## [Exercise goal]
Count the lines containing "الآية". Give the number alone.

## [Dataset entries]
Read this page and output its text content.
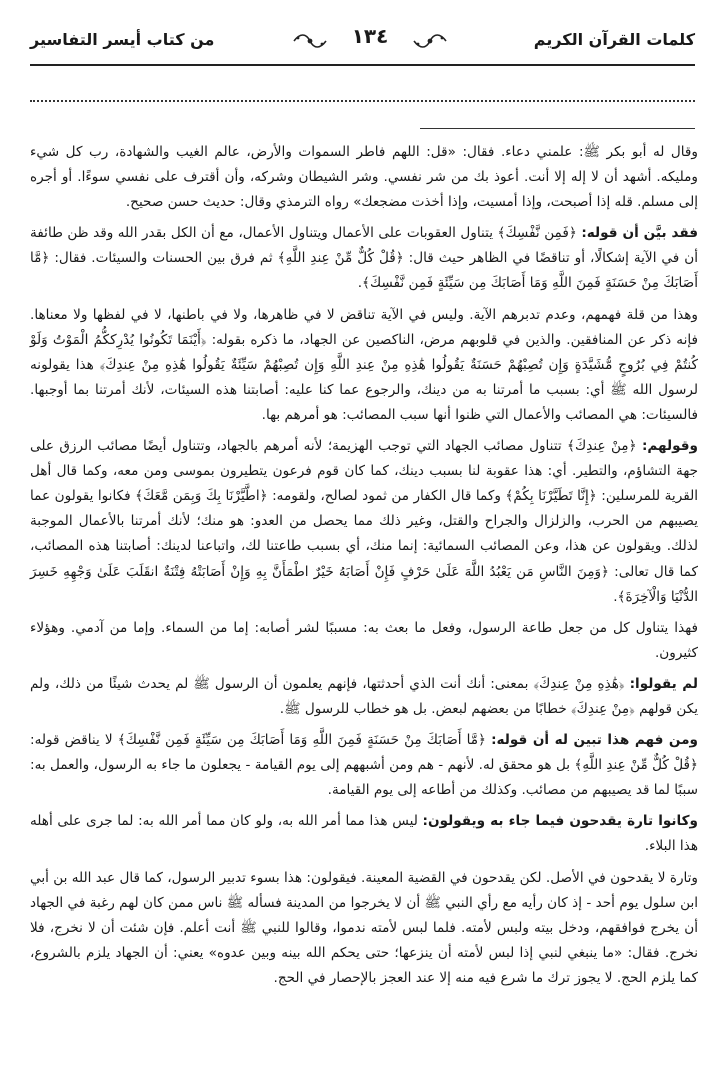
كلمات القرآن الكريم
١٣٤
من كتاب أيسر التفاسير

وقال له أبو بكر ﷺ: علمني دعاء. فقال: «قل: اللهم فاطر السموات والأرض، عالم الغيب والشهادة، رب كل شيء ومليكه. أشهد أن لا إله إلا أنت. أعوذ بك من شر نفسي. وشر الشيطان وشركه، وأن أقترف على نفسي سوءًا. أو أجره إلى مسلم. قله إذا أصبحت، وإذا أمسيت، وإذا أخذت مضجعك» رواه الترمذي وقال: حديث حسن صحيح.

فقد بيَّن أن قوله: ﴿فَمِن نَّفْسِكَ﴾ يتناول العقوبات على الأعمال ويتناول الأعمال، مع أن الكل بقدر الله وقد ظن طائفة أن في الآية إشكالًا، أو تناقضًا في الظاهر حيث قال: ﴿قُلْ كُلٌّ مِّنْ عِندِ اللَّهِ﴾ ثم فرق بين الحسنات والسيئات. فقال: ﴿مَّا أَصَابَكَ مِنْ حَسَنَةٍ فَمِنَ اللَّهِ وَمَا أَصَابَكَ مِن سَيِّئَةٍ فَمِن نَّفْسِكَ﴾.

وهذا من قلة فهمهم، وعدم تدبرهم الآية. وليس في الآية تناقض لا في ظاهرها، ولا في باطنها، لا في لفظها ولا معناها. فإنه ذكر عن المنافقين. والذين في قلوبهم مرض، الناكصين عن الجهاد، ما ذكره بقوله: ﴿أَيْنَمَا تَكُونُوا يُدْرِككُّمُ الْمَوْتُ وَلَوْ كُنتُمْ فِي بُرُوجٍ مُّشَيَّدَةٍ وَإِن تُصِبْهُمْ حَسَنَةٌ يَقُولُوا هَٰذِهِ مِنْ عِندِ اللَّهِ وَإِن تُصِبْهُمْ سَيِّئَةٌ يَقُولُوا هَٰذِهِ مِنْ عِندِكَ﴾ هذا يقولونه لرسول الله ﷺ أي: بسبب ما أمرتنا به من دينك، والرجوع عما كنا عليه: أصابتنا هذه السيئات، لأنك أمرتنا بما أوجبها. فالسيئات: هي المصائب والأعمال التي ظنوا أنها سبب المصائب: هو أمرهم بها.

وقولهم: ﴿مِنْ عِندِكَ﴾ تتناول مصائب الجهاد التي توجب الهزيمة؛ لأنه أمرهم بالجهاد، وتتناول أيضًا مصائب الرزق على جهة التشاؤم، والتطير. أي: هذا عقوبة لنا بسبب دينك، كما كان قوم فرعون يتطيرون بموسى ومن معه، وكما قال أهل القرية للمرسلين: ﴿إِنَّا تَطَيَّرْنَا بِكُمْ﴾ وكما قال الكفار من ثمود لصالح، ولقومه: ﴿اطَّيَّرْنَا بِكَ وَبِمَن مَّعَكَ﴾ فكانوا يقولون عما يصيبهم من الحرب، والزلزال والجراح والقتل، وغير ذلك مما يحصل من العدو: هو منك؛ لأنك أمرتنا بالأعمال الموجبة لذلك. ويقولون عن هذا، وعن المصائب السمائية: إنما منك، أي بسبب طاعتنا لك، واتباعنا لدينك: أصابتنا هذه المصائب، كما قال تعالى: ﴿وَمِنَ النَّاسِ مَن يَعْبُدُ اللَّهَ عَلَىٰ حَرْفٍ فَإِنْ أَصَابَهُ خَيْرٌ اطْمَأَنَّ بِهِ وَإِنْ أَصَابَتْهُ فِتْنَةٌ انقَلَبَ عَلَىٰ وَجْهِهِ خَسِرَ الدُّنْيَا وَالْآخِرَةَ﴾.

فهذا يتناول كل من جعل طاعة الرسول، وفعل ما بعث به: مسببًا لشر أصابه: إما من السماء. وإما من آدمي. وهؤلاء كثيرون.

لم يقولوا: ﴿هَٰذِهِ مِنْ عِندِكَ﴾ بمعنى: أنك أنت الذي أحدثتها، فإنهم يعلمون أن الرسول ﷺ لم يحدث شيئًا من ذلك، ولم يكن قولهم ﴿مِنْ عِندِكَ﴾ خطابًا من بعضهم لبعض. بل هو خطاب للرسول ﷺ.

ومن فهم هذا تبين له أن قوله: ﴿مَّا أَصَابَكَ مِنْ حَسَنَةٍ فَمِنَ اللَّهِ وَمَا أَصَابَكَ مِن سَيِّئَةٍ فَمِن نَّفْسِكَ﴾ لا يناقض قوله: ﴿قُلْ كُلٌّ مِّنْ عِندِ اللَّهِ﴾ بل هو محقق له. لأنهم - هم ومن أشبههم إلى يوم القيامة - يجعلون ما جاء به الرسول، والعمل به: سببًا لما قد يصيبهم من مصائب. وكذلك من أطاعه إلى يوم القيامة.

وكانوا تارة يقدحون فيما جاء به ويقولون: ليس هذا مما أمر الله به، ولو كان مما أمر الله به: لما جرى على أهله هذا البلاء.

وتارة لا يقدحون في الأصل. لكن يقدحون في القضية المعينة. فيقولون: هذا بسوء تدبير الرسول، كما قال عبد الله بن أبي ابن سلول يوم أحد - إذ كان رأيه مع رأي النبي ﷺ أن لا يخرجوا من المدينة فسأله ﷺ ناس ممن كان لهم رغبة في الجهاد أن يخرج فوافقهم، ودخل بيته ولبس لأمته. فلما لبس لأمته ندموا، وقالوا للنبي ﷺ أنت أعلم. فإن شئت أن لا نخرج، فلا نخرج. فقال: «ما ينبغي لنبي إذا لبس لأمته أن ينزعها؛ حتى يحكم الله بينه وبين عدوه» يعني: أن الجهاد يلزم بالشروع، كما يلزم الحج. لا يجوز ترك ما شرع فيه منه إلا عند العجز بالإحصار في الحج.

## [The completed task]
2